Dataset items:
______________________________

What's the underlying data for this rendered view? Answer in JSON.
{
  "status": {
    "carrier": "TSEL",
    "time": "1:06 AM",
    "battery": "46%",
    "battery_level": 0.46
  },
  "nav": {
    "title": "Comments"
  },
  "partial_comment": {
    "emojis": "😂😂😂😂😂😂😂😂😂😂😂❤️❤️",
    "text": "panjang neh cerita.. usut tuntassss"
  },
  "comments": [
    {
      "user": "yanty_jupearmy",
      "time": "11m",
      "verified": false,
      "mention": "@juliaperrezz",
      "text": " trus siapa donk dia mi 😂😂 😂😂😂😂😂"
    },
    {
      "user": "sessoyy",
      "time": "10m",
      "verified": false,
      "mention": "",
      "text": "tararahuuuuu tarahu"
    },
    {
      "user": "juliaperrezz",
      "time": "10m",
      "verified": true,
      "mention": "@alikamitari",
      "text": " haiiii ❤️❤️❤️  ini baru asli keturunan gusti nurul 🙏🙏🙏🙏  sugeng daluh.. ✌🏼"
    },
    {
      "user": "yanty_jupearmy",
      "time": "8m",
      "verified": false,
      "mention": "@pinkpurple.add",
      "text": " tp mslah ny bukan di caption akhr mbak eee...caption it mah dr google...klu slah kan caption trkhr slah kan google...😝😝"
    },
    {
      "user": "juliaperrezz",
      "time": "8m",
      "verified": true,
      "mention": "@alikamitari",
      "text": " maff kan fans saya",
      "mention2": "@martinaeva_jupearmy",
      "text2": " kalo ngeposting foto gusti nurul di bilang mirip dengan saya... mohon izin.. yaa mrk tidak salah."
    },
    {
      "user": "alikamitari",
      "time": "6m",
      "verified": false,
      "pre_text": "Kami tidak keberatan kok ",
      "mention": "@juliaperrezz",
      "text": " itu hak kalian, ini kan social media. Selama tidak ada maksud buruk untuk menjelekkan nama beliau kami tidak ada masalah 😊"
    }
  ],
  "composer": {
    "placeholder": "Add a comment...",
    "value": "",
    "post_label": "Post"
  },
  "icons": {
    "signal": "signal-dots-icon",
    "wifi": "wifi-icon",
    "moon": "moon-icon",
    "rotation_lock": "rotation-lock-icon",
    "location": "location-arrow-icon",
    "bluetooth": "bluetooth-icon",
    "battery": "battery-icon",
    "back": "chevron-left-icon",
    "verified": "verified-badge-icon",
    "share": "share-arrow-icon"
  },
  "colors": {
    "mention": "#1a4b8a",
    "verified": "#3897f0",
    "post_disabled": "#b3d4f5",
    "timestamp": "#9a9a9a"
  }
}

______________________________

Instructions to follow: Out of the material above, gather each line where "saya" appears.

Completed exercise:
      "text": " maff kan fans saya",
      "text2": " kalo ngeposting foto gusti nurul di bilang mirip dengan saya... mohon izin.. yaa mrk tidak salah."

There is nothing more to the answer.